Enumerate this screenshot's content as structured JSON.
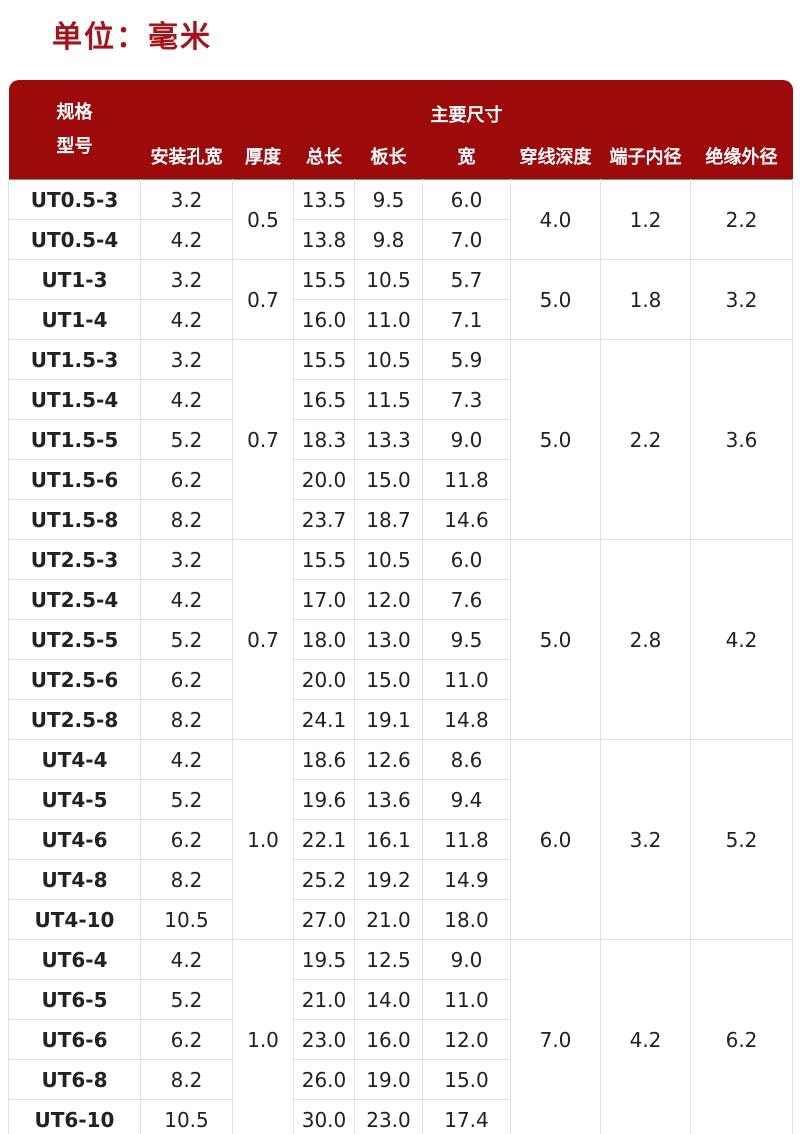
{
  "unit_label": "单位：毫米",
  "table": {
    "header": {
      "spec": "规格",
      "model": "型号",
      "main": "主要尺寸",
      "columns": [
        "安装孔宽",
        "厚度",
        "总长",
        "板长",
        "宽",
        "穿线深度",
        "端子内径",
        "绝缘外径"
      ]
    },
    "groups": [
      {
        "thickness": "0.5",
        "depth": "4.0",
        "inner": "1.2",
        "outer": "2.2",
        "rows": [
          [
            "UT0.5-3",
            "3.2",
            "13.5",
            "9.5",
            "6.0"
          ],
          [
            "UT0.5-4",
            "4.2",
            "13.8",
            "9.8",
            "7.0"
          ]
        ]
      },
      {
        "thickness": "0.7",
        "depth": "5.0",
        "inner": "1.8",
        "outer": "3.2",
        "rows": [
          [
            "UT1-3",
            "3.2",
            "15.5",
            "10.5",
            "5.7"
          ],
          [
            "UT1-4",
            "4.2",
            "16.0",
            "11.0",
            "7.1"
          ]
        ]
      },
      {
        "thickness": "0.7",
        "depth": "5.0",
        "inner": "2.2",
        "outer": "3.6",
        "rows": [
          [
            "UT1.5-3",
            "3.2",
            "15.5",
            "10.5",
            "5.9"
          ],
          [
            "UT1.5-4",
            "4.2",
            "16.5",
            "11.5",
            "7.3"
          ],
          [
            "UT1.5-5",
            "5.2",
            "18.3",
            "13.3",
            "9.0"
          ],
          [
            "UT1.5-6",
            "6.2",
            "20.0",
            "15.0",
            "11.8"
          ],
          [
            "UT1.5-8",
            "8.2",
            "23.7",
            "18.7",
            "14.6"
          ]
        ]
      },
      {
        "thickness": "0.7",
        "depth": "5.0",
        "inner": "2.8",
        "outer": "4.2",
        "rows": [
          [
            "UT2.5-3",
            "3.2",
            "15.5",
            "10.5",
            "6.0"
          ],
          [
            "UT2.5-4",
            "4.2",
            "17.0",
            "12.0",
            "7.6"
          ],
          [
            "UT2.5-5",
            "5.2",
            "18.0",
            "13.0",
            "9.5"
          ],
          [
            "UT2.5-6",
            "6.2",
            "20.0",
            "15.0",
            "11.0"
          ],
          [
            "UT2.5-8",
            "8.2",
            "24.1",
            "19.1",
            "14.8"
          ]
        ]
      },
      {
        "thickness": "1.0",
        "depth": "6.0",
        "inner": "3.2",
        "outer": "5.2",
        "rows": [
          [
            "UT4-4",
            "4.2",
            "18.6",
            "12.6",
            "8.6"
          ],
          [
            "UT4-5",
            "5.2",
            "19.6",
            "13.6",
            "9.4"
          ],
          [
            "UT4-6",
            "6.2",
            "22.1",
            "16.1",
            "11.8"
          ],
          [
            "UT4-8",
            "8.2",
            "25.2",
            "19.2",
            "14.9"
          ],
          [
            "UT4-10",
            "10.5",
            "27.0",
            "21.0",
            "18.0"
          ]
        ]
      },
      {
        "thickness": "1.0",
        "depth": "7.0",
        "inner": "4.2",
        "outer": "6.2",
        "rows": [
          [
            "UT6-4",
            "4.2",
            "19.5",
            "12.5",
            "9.0"
          ],
          [
            "UT6-5",
            "5.2",
            "21.0",
            "14.0",
            "11.0"
          ],
          [
            "UT6-6",
            "6.2",
            "23.0",
            "16.0",
            "12.0"
          ],
          [
            "UT6-8",
            "8.2",
            "26.0",
            "19.0",
            "15.0"
          ],
          [
            "UT6-10",
            "10.5",
            "30.0",
            "23.0",
            "17.4"
          ]
        ]
      }
    ]
  }
}
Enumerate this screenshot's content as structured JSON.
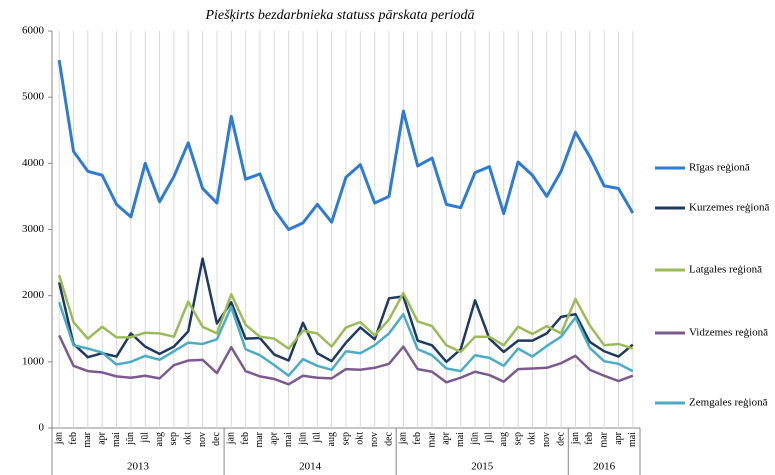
{
  "chart_data": {
    "type": "line",
    "title": "Piešķirts bezdarbnieka statuss pārskata periodā",
    "categories": [
      "jan",
      "feb",
      "mar",
      "apr",
      "mai",
      "jūn",
      "jūl",
      "aug",
      "sep",
      "okt",
      "nov",
      "dec",
      "jan",
      "feb",
      "mar",
      "apr",
      "mai",
      "jūn",
      "jūl",
      "aug",
      "sep",
      "okt",
      "nov",
      "dec",
      "jan",
      "feb",
      "mar",
      "apr",
      "mai",
      "jūn",
      "jūl",
      "aug",
      "sep",
      "okt",
      "nov",
      "dec",
      "jan",
      "feb",
      "mar",
      "apr",
      "mai"
    ],
    "x_groups": [
      "2013",
      "2014",
      "2015",
      "2016"
    ],
    "series": [
      {
        "name": "Rīgas reģionā",
        "color": "#2f7bd1",
        "values": [
          5560,
          4180,
          3880,
          3820,
          3380,
          3190,
          4000,
          3420,
          3800,
          4310,
          3620,
          3400,
          4710,
          3760,
          3840,
          3300,
          3000,
          3100,
          3380,
          3110,
          3790,
          3980,
          3400,
          3500,
          4790,
          3960,
          4080,
          3380,
          3330,
          3860,
          3950,
          3240,
          4020,
          3820,
          3500,
          3880,
          4470,
          4100,
          3660,
          3620,
          3250
        ]
      },
      {
        "name": "Kurzemes reģionā",
        "color": "#1f3a5f",
        "values": [
          2200,
          1270,
          1070,
          1130,
          1080,
          1430,
          1230,
          1120,
          1230,
          1460,
          2560,
          1580,
          1900,
          1350,
          1360,
          1110,
          1020,
          1590,
          1130,
          1010,
          1290,
          1520,
          1340,
          1960,
          1990,
          1320,
          1250,
          1000,
          1190,
          1930,
          1350,
          1150,
          1320,
          1320,
          1430,
          1680,
          1720,
          1300,
          1160,
          1080,
          1260
        ]
      },
      {
        "name": "Latgales reģionā",
        "color": "#9bbb59",
        "values": [
          2310,
          1600,
          1350,
          1530,
          1370,
          1370,
          1440,
          1430,
          1380,
          1910,
          1530,
          1430,
          2020,
          1560,
          1380,
          1350,
          1200,
          1470,
          1430,
          1230,
          1520,
          1600,
          1400,
          1640,
          2040,
          1610,
          1540,
          1250,
          1150,
          1380,
          1380,
          1250,
          1530,
          1420,
          1540,
          1430,
          1950,
          1550,
          1250,
          1270,
          1200
        ]
      },
      {
        "name": "Vidzemes reģionā",
        "color": "#7b5b8e",
        "values": [
          1400,
          940,
          860,
          840,
          780,
          760,
          790,
          750,
          950,
          1020,
          1030,
          830,
          1220,
          860,
          780,
          740,
          660,
          790,
          760,
          750,
          890,
          880,
          910,
          970,
          1230,
          890,
          850,
          690,
          760,
          850,
          800,
          700,
          890,
          900,
          910,
          980,
          1090,
          880,
          790,
          710,
          790
        ]
      },
      {
        "name": "Zemgales reģionā",
        "color": "#4bacc6",
        "values": [
          1900,
          1250,
          1200,
          1140,
          960,
          1000,
          1090,
          1030,
          1160,
          1290,
          1270,
          1340,
          1830,
          1190,
          1100,
          950,
          790,
          1040,
          940,
          880,
          1160,
          1130,
          1250,
          1430,
          1720,
          1190,
          1100,
          900,
          860,
          1100,
          1060,
          940,
          1200,
          1080,
          1240,
          1380,
          1670,
          1210,
          1010,
          970,
          860
        ]
      }
    ],
    "ylim": [
      0,
      6000
    ],
    "yticks": [
      0,
      1000,
      2000,
      3000,
      4000,
      5000,
      6000
    ],
    "grid": "x"
  }
}
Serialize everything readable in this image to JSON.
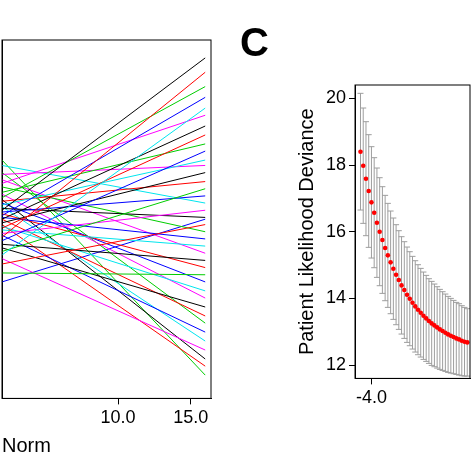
{
  "chart_data": [
    {
      "type": "line",
      "x_label": "Norm",
      "xlim": [
        2,
        16.4
      ],
      "xticks": [
        {
          "value": 10,
          "label": "10.0"
        },
        {
          "value": 15,
          "label": "15.0"
        }
      ],
      "ylim": [
        -1,
        1
      ],
      "tick_labels": "x",
      "grid": false,
      "x": [
        2,
        16
      ],
      "series": [
        {
          "color": "#000000",
          "values": [
            0.05,
            0.9
          ]
        },
        {
          "color": "#FF0000",
          "values": [
            -0.1,
            0.82
          ]
        },
        {
          "color": "#00CD00",
          "values": [
            0.12,
            0.74
          ]
        },
        {
          "color": "#0000FF",
          "values": [
            0.02,
            0.68
          ]
        },
        {
          "color": "#00E5EE",
          "values": [
            -0.2,
            0.62
          ]
        },
        {
          "color": "#FF00FF",
          "values": [
            0.2,
            0.58
          ]
        },
        {
          "color": "#000000",
          "values": [
            0.0,
            0.52
          ]
        },
        {
          "color": "#FF0000",
          "values": [
            -0.05,
            0.47
          ]
        },
        {
          "color": "#00CD00",
          "values": [
            0.15,
            0.42
          ]
        },
        {
          "color": "#0000FF",
          "values": [
            -0.12,
            0.38
          ]
        },
        {
          "color": "#00E5EE",
          "values": [
            0.08,
            0.33
          ]
        },
        {
          "color": "#FF00FF",
          "values": [
            0.25,
            0.3
          ]
        },
        {
          "color": "#000000",
          "values": [
            -0.02,
            0.26
          ]
        },
        {
          "color": "#FF0000",
          "values": [
            0.1,
            0.21
          ]
        },
        {
          "color": "#00CD00",
          "values": [
            -0.18,
            0.17
          ]
        },
        {
          "color": "#0000FF",
          "values": [
            0.04,
            0.13
          ]
        },
        {
          "color": "#00E5EE",
          "values": [
            0.3,
            0.09
          ]
        },
        {
          "color": "#FF00FF",
          "values": [
            -0.08,
            0.05
          ]
        },
        {
          "color": "#000000",
          "values": [
            0.06,
            0.01
          ]
        },
        {
          "color": "#FF0000",
          "values": [
            -0.25,
            -0.03
          ]
        },
        {
          "color": "#00CD00",
          "values": [
            0.18,
            -0.07
          ]
        },
        {
          "color": "#0000FF",
          "values": [
            0.01,
            -0.11
          ]
        },
        {
          "color": "#00E5EE",
          "values": [
            -0.06,
            -0.15
          ]
        },
        {
          "color": "#FF00FF",
          "values": [
            0.22,
            -0.19
          ]
        },
        {
          "color": "#000000",
          "values": [
            -0.14,
            -0.23
          ]
        },
        {
          "color": "#FF0000",
          "values": [
            0.03,
            -0.27
          ]
        },
        {
          "color": "#00CD00",
          "values": [
            -0.3,
            -0.31
          ]
        },
        {
          "color": "#0000FF",
          "values": [
            0.09,
            -0.35
          ]
        },
        {
          "color": "#00E5EE",
          "values": [
            -0.04,
            -0.4
          ]
        },
        {
          "color": "#FF00FF",
          "values": [
            0.14,
            -0.44
          ]
        },
        {
          "color": "#000000",
          "values": [
            -0.16,
            -0.49
          ]
        },
        {
          "color": "#FF0000",
          "values": [
            0.0,
            -0.54
          ]
        },
        {
          "color": "#00CD00",
          "values": [
            0.26,
            -0.58
          ]
        },
        {
          "color": "#0000FF",
          "values": [
            -0.09,
            -0.63
          ]
        },
        {
          "color": "#00E5EE",
          "values": [
            0.07,
            -0.68
          ]
        },
        {
          "color": "#FF00FF",
          "values": [
            -0.22,
            -0.73
          ]
        },
        {
          "color": "#000000",
          "values": [
            0.11,
            -0.78
          ]
        },
        {
          "color": "#FF0000",
          "values": [
            -0.03,
            -0.82
          ]
        },
        {
          "color": "#00CD00",
          "values": [
            0.33,
            -0.87
          ]
        },
        {
          "color": "#0000FF",
          "values": [
            -0.35,
            0.0
          ]
        }
      ]
    },
    {
      "type": "scatter",
      "title": "C",
      "y_label": "Patient Likelihood Deviance",
      "xlim": [
        -4.15,
        -3.1
      ],
      "xticks": [
        {
          "value": -4,
          "label": "-4.0"
        }
      ],
      "ylim": [
        11.6,
        20.4
      ],
      "yticks": [
        12,
        14,
        16,
        18,
        20
      ],
      "grid": false,
      "series": [
        {
          "color": "#FF0000",
          "marker": "circle",
          "x": [
            -4.1,
            -4.075,
            -4.05,
            -4.025,
            -4,
            -3.975,
            -3.95,
            -3.925,
            -3.9,
            -3.875,
            -3.85,
            -3.825,
            -3.8,
            -3.775,
            -3.75,
            -3.725,
            -3.7,
            -3.675,
            -3.65,
            -3.625,
            -3.6,
            -3.575,
            -3.55,
            -3.525,
            -3.5,
            -3.475,
            -3.45,
            -3.425,
            -3.4,
            -3.375,
            -3.35,
            -3.325,
            -3.3,
            -3.275,
            -3.25,
            -3.225,
            -3.2,
            -3.175,
            -3.15,
            -3.125
          ],
          "values": [
            18.4,
            17.98,
            17.59,
            17.22,
            16.88,
            16.57,
            16.27,
            16.0,
            15.75,
            15.51,
            15.29,
            15.08,
            14.89,
            14.71,
            14.55,
            14.39,
            14.25,
            14.11,
            13.99,
            13.87,
            13.76,
            13.66,
            13.57,
            13.48,
            13.4,
            13.32,
            13.25,
            13.19,
            13.13,
            13.07,
            13.02,
            12.97,
            12.92,
            12.88,
            12.84,
            12.8,
            12.77,
            12.73,
            12.7,
            12.68
          ],
          "error": [
            1.75,
            1.73,
            1.71,
            1.69,
            1.67,
            1.65,
            1.64,
            1.62,
            1.6,
            1.58,
            1.56,
            1.54,
            1.52,
            1.5,
            1.48,
            1.46,
            1.45,
            1.43,
            1.41,
            1.39,
            1.37,
            1.35,
            1.33,
            1.31,
            1.29,
            1.27,
            1.26,
            1.24,
            1.22,
            1.2,
            1.18,
            1.16,
            1.14,
            1.12,
            1.1,
            1.08,
            1.07,
            1.05,
            1.03,
            1.01
          ]
        }
      ]
    }
  ]
}
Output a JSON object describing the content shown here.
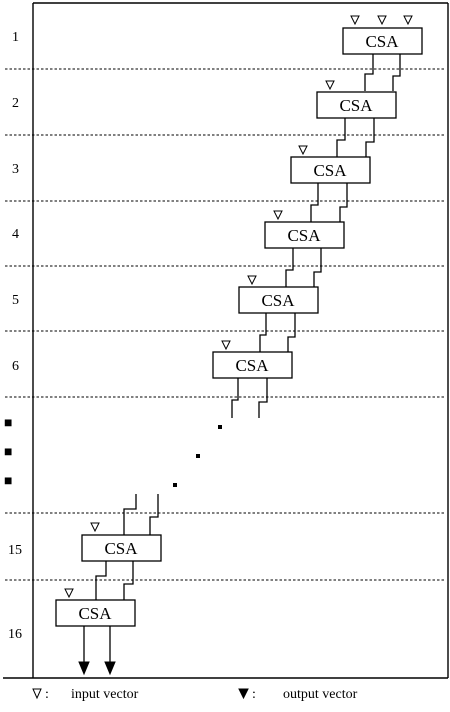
{
  "stage_labels": [
    "1",
    "2",
    "3",
    "4",
    "5",
    "6",
    "15",
    "16"
  ],
  "csa_label": "CSA",
  "vertical_dot": "■",
  "legend": {
    "input_label": "input vector",
    "output_label": "output vector",
    "separator": ":"
  }
}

(The task):
Copy out every line in the listing where the word "name" appears.

(Completed exercise):
        "name": "Rīgas reģionā",
        "name": "Kurzemes reģionā",
        "name": "Latgales reģionā",
        "name": "Vidzemes reģionā",
        "name": "Zemgales reģionā",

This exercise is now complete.